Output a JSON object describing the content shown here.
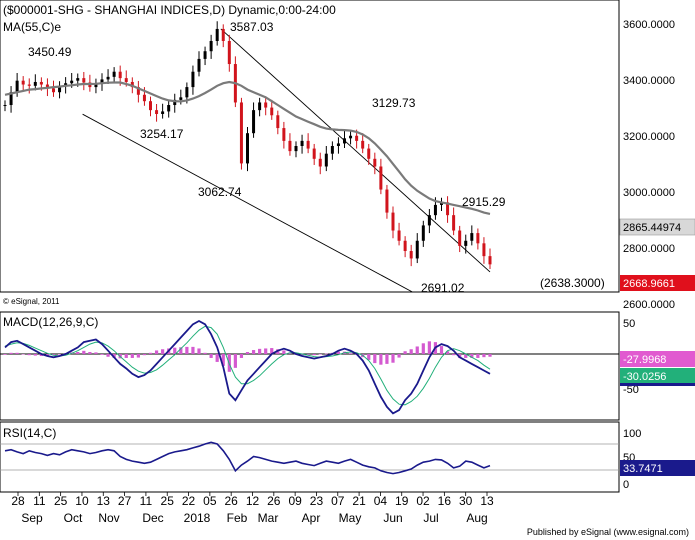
{
  "chart_data": {
    "type": "candlestick",
    "title": "($000001-SHG - SHANGHAI INDICES,D) Dynamic,0:00-24:00",
    "ma_label": "MA(55,C)e",
    "copyright": "© eSignal, 2011",
    "publisher": "Published by eSignal (www.esignal.com)",
    "x_ticks": [
      "28",
      "11",
      "25",
      "10",
      "13",
      "27",
      "11",
      "25",
      "22",
      "05",
      "26",
      "12",
      "26",
      "09",
      "23",
      "07",
      "21",
      "04",
      "19",
      "02",
      "16",
      "30",
      "13"
    ],
    "x_months": [
      "Sep",
      "Oct",
      "Nov",
      "Dec",
      "2018",
      "Feb",
      "Mar",
      "Apr",
      "May",
      "Jun",
      "Jul",
      "Aug"
    ],
    "price_panel": {
      "ylim": [
        2560,
        3700
      ],
      "y_ticks": [
        "3600.0000",
        "3400.0000",
        "3200.0000",
        "3000.0000",
        "2800.0000",
        "2600.0000"
      ],
      "ma_value": "2865.44974",
      "last_price": "2668.9661",
      "annotations": [
        "3587.03",
        "3450.49",
        "3254.17",
        "3062.74",
        "3129.73",
        "2915.29",
        "2691.02",
        "(2638.3000)"
      ],
      "close_series": [
        3290,
        3340,
        3385,
        3370,
        3365,
        3380,
        3370,
        3355,
        3340,
        3365,
        3375,
        3385,
        3395,
        3378,
        3360,
        3375,
        3390,
        3400,
        3420,
        3395,
        3380,
        3360,
        3330,
        3305,
        3270,
        3255,
        3265,
        3290,
        3310,
        3320,
        3360,
        3420,
        3470,
        3500,
        3540,
        3587,
        3540,
        3450,
        3300,
        3062,
        3180,
        3270,
        3300,
        3280,
        3250,
        3200,
        3150,
        3110,
        3130,
        3150,
        3120,
        3080,
        3050,
        3100,
        3130,
        3140,
        3160,
        3170,
        3150,
        3120,
        3080,
        3050,
        2960,
        2870,
        2800,
        2760,
        2720,
        2691,
        2760,
        2820,
        2860,
        2900,
        2910,
        2860,
        2800,
        2740,
        2760,
        2790,
        2750,
        2700,
        2668
      ],
      "ma_series": [
        3330,
        3335,
        3340,
        3345,
        3350,
        3352,
        3355,
        3357,
        3360,
        3362,
        3365,
        3367,
        3370,
        3372,
        3372,
        3373,
        3375,
        3377,
        3378,
        3378,
        3372,
        3365,
        3355,
        3345,
        3335,
        3325,
        3315,
        3308,
        3305,
        3304,
        3308,
        3315,
        3325,
        3337,
        3350,
        3365,
        3375,
        3380,
        3375,
        3365,
        3350,
        3340,
        3330,
        3320,
        3305,
        3290,
        3275,
        3260,
        3245,
        3235,
        3225,
        3215,
        3205,
        3198,
        3195,
        3193,
        3192,
        3190,
        3185,
        3175,
        3160,
        3140,
        3115,
        3090,
        3060,
        3030,
        3000,
        2975,
        2955,
        2940,
        2925,
        2915,
        2910,
        2905,
        2900,
        2895,
        2890,
        2885,
        2878,
        2870,
        2865
      ],
      "channel_upper": [
        [
          3587.03,
          0.445
        ],
        [
          2638.3,
          1.0
        ]
      ],
      "channel_lower": [
        [
          3254.17,
          0.16
        ],
        [
          2560,
          0.84
        ]
      ]
    },
    "macd_panel": {
      "label": "MACD(12,26,9,C)",
      "y_ticks": [
        "50",
        "0",
        "-50"
      ],
      "value_upper": "-27.9968",
      "value_lower": "-30.0256",
      "macd_series": [
        10,
        18,
        20,
        15,
        10,
        5,
        0,
        -3,
        -5,
        -3,
        0,
        5,
        10,
        18,
        20,
        22,
        15,
        5,
        -5,
        -15,
        -22,
        -30,
        -35,
        -32,
        -25,
        -15,
        -5,
        5,
        15,
        25,
        35,
        45,
        50,
        45,
        30,
        10,
        -20,
        -60,
        -70,
        -55,
        -40,
        -30,
        -20,
        -10,
        0,
        5,
        8,
        5,
        0,
        -3,
        -5,
        -7,
        -5,
        -3,
        0,
        5,
        8,
        5,
        0,
        -10,
        -25,
        -45,
        -65,
        -80,
        -90,
        -85,
        -70,
        -60,
        -45,
        -25,
        -5,
        10,
        15,
        12,
        5,
        -5,
        -10,
        -15,
        -20,
        -25,
        -30
      ],
      "signal_series": [
        12,
        15,
        17,
        16,
        13,
        9,
        5,
        1,
        -2,
        -3,
        -2,
        1,
        5,
        10,
        15,
        18,
        17,
        12,
        5,
        -4,
        -12,
        -20,
        -26,
        -29,
        -28,
        -24,
        -17,
        -9,
        -1,
        8,
        17,
        27,
        36,
        42,
        40,
        30,
        10,
        -15,
        -35,
        -45,
        -45,
        -40,
        -33,
        -24,
        -15,
        -7,
        -1,
        2,
        2,
        0,
        -2,
        -4,
        -5,
        -4,
        -3,
        -1,
        2,
        3,
        2,
        -2,
        -10,
        -22,
        -38,
        -55,
        -68,
        -76,
        -77,
        -72,
        -64,
        -52,
        -37,
        -20,
        -5,
        5,
        8,
        5,
        0,
        -5,
        -10,
        -17,
        -23
      ],
      "histogram": [
        -2,
        3,
        3,
        -1,
        -3,
        -4,
        -5,
        -4,
        -3,
        0,
        2,
        4,
        5,
        8,
        5,
        4,
        -2,
        -7,
        -10,
        -11,
        -10,
        -10,
        -9,
        -3,
        3,
        9,
        12,
        14,
        16,
        17,
        18,
        18,
        14,
        3,
        -10,
        -20,
        -30,
        -45,
        -35,
        -10,
        5,
        10,
        13,
        14,
        15,
        12,
        9,
        3,
        -2,
        -3,
        -3,
        -3,
        0,
        1,
        3,
        6,
        6,
        2,
        -2,
        -8,
        -15,
        -23,
        -27,
        -25,
        -22,
        -9,
        7,
        12,
        19,
        27,
        32,
        30,
        20,
        7,
        -3,
        -10,
        -10,
        -10,
        -10,
        -8,
        -7
      ]
    },
    "rsi_panel": {
      "label": "RSI(14,C)",
      "y_ticks": [
        "100",
        "50",
        "0"
      ],
      "value": "33.7471",
      "rsi_series": [
        60,
        62,
        58,
        55,
        60,
        57,
        55,
        52,
        55,
        53,
        58,
        62,
        60,
        58,
        55,
        57,
        60,
        62,
        60,
        50,
        45,
        42,
        40,
        38,
        40,
        45,
        50,
        55,
        58,
        60,
        62,
        65,
        68,
        72,
        75,
        72,
        60,
        45,
        25,
        35,
        42,
        50,
        48,
        45,
        42,
        40,
        38,
        40,
        42,
        38,
        36,
        34,
        38,
        42,
        40,
        38,
        42,
        45,
        40,
        35,
        32,
        30,
        25,
        22,
        20,
        22,
        25,
        28,
        35,
        40,
        42,
        45,
        44,
        38,
        30,
        33,
        42,
        40,
        35,
        30,
        34
      ]
    }
  }
}
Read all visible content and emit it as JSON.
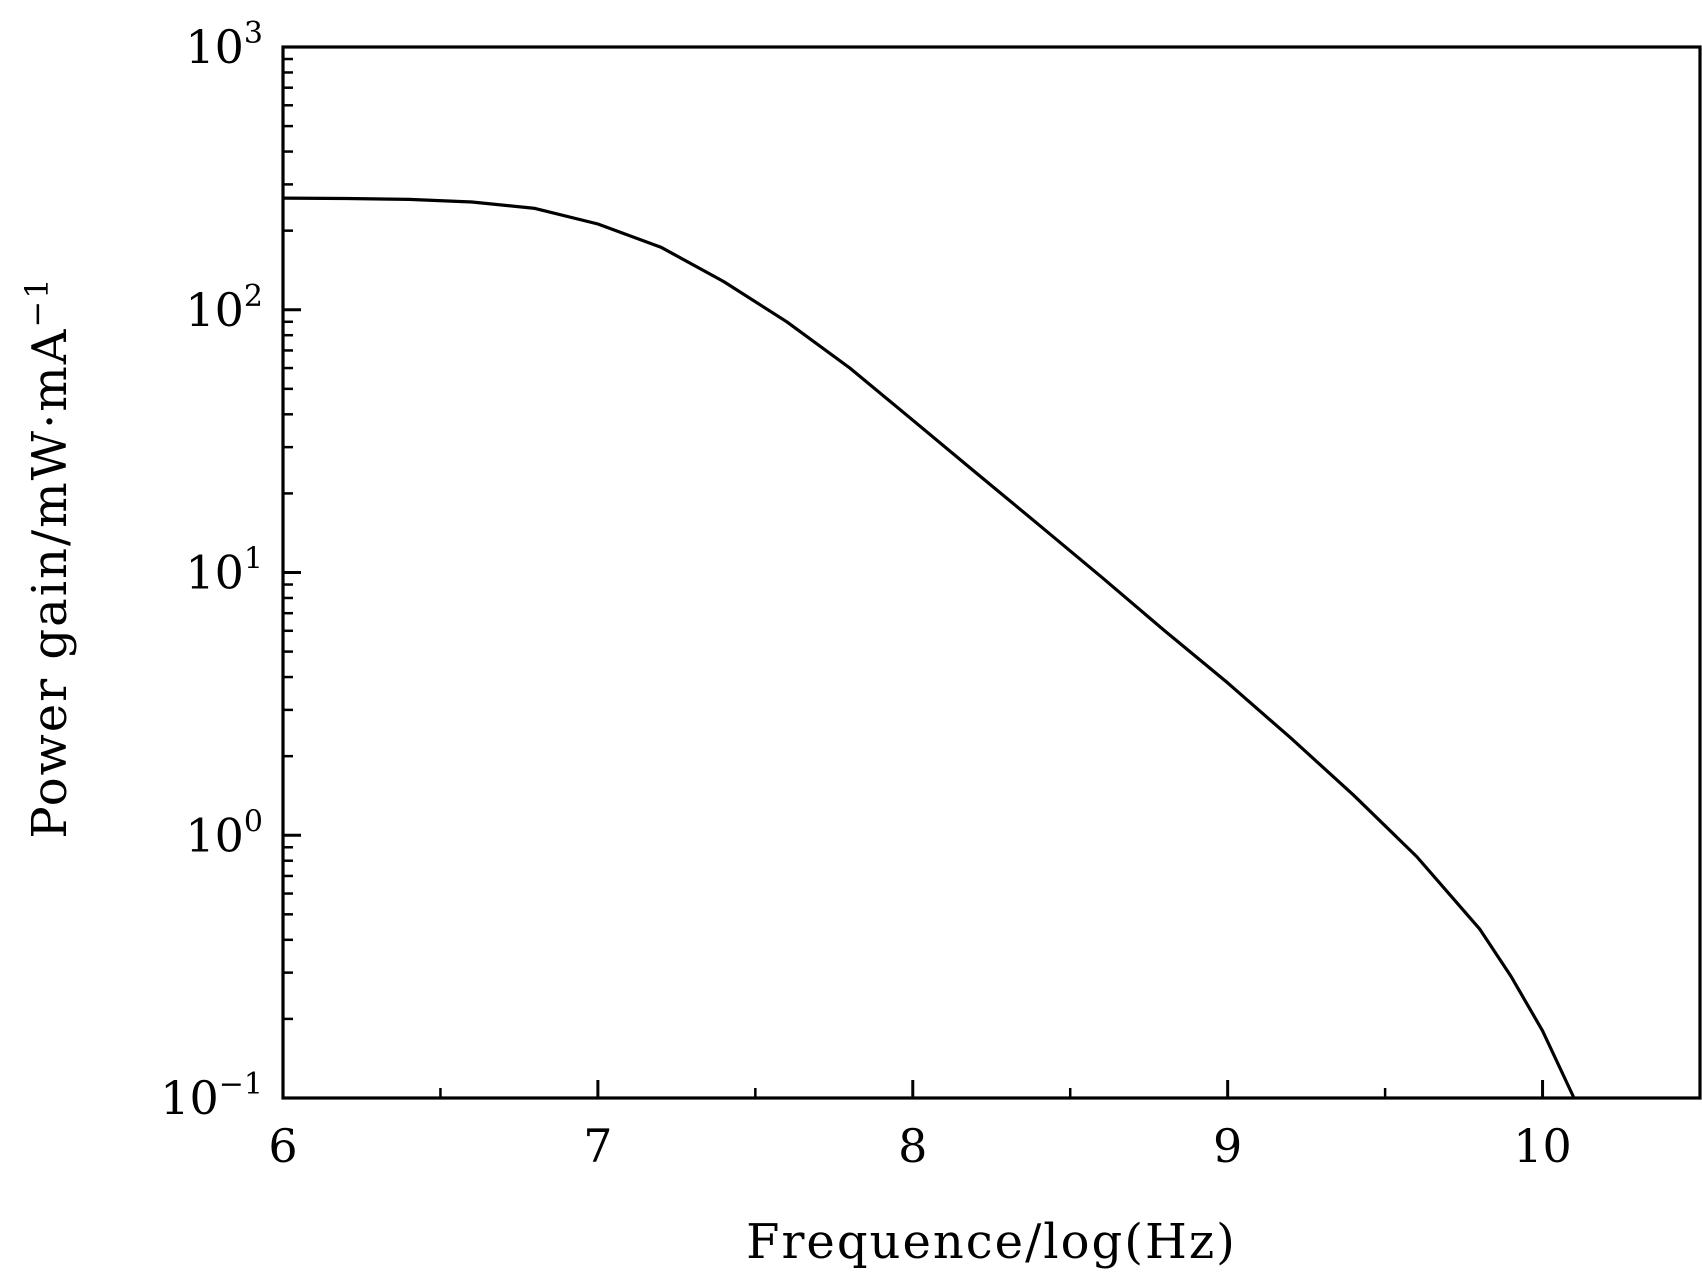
{
  "chart_data": {
    "type": "line",
    "title": "",
    "xlabel": "Frequence/log(Hz)",
    "ylabel": "Power gain/mW·mA",
    "ylabel_superscript": "−1",
    "xlim": [
      6,
      10.5
    ],
    "ylim": [
      0.1,
      1000
    ],
    "y_scale": "log",
    "grid": false,
    "legend": "none",
    "x_ticks": [
      {
        "value": 6,
        "label": "6"
      },
      {
        "value": 7,
        "label": "7"
      },
      {
        "value": 8,
        "label": "8"
      },
      {
        "value": 9,
        "label": "9"
      },
      {
        "value": 10,
        "label": "10"
      }
    ],
    "y_ticks": [
      {
        "value": 0.1,
        "base": "10",
        "exp": "−1"
      },
      {
        "value": 1,
        "base": "10",
        "exp": "0"
      },
      {
        "value": 10,
        "base": "10",
        "exp": "1"
      },
      {
        "value": 100,
        "base": "10",
        "exp": "2"
      },
      {
        "value": 1000,
        "base": "10",
        "exp": "3"
      }
    ],
    "line_color": "#000000",
    "series": [
      {
        "x": [
          6.0,
          6.2,
          6.4,
          6.6,
          6.8,
          7.0,
          7.2,
          7.4,
          7.6,
          7.8,
          8.0,
          8.2,
          8.4,
          8.6,
          8.8,
          9.0,
          9.2,
          9.4,
          9.6,
          9.8,
          9.9,
          10.0,
          10.1
        ],
        "y": [
          266,
          265,
          263,
          257,
          243,
          212,
          173,
          128,
          90,
          60,
          38,
          24,
          15.2,
          9.6,
          6.0,
          3.8,
          2.35,
          1.42,
          0.83,
          0.44,
          0.29,
          0.18,
          0.1
        ]
      }
    ]
  }
}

------------------------------------------------------------

◆ **WRITTEN TASK**:
Look through the entries above. Extract each line with the word "content".

◆ **THE COMPLETED TASK**:
Output a JSON object describing the content shown here.
Read all visible content and emit it as JSON.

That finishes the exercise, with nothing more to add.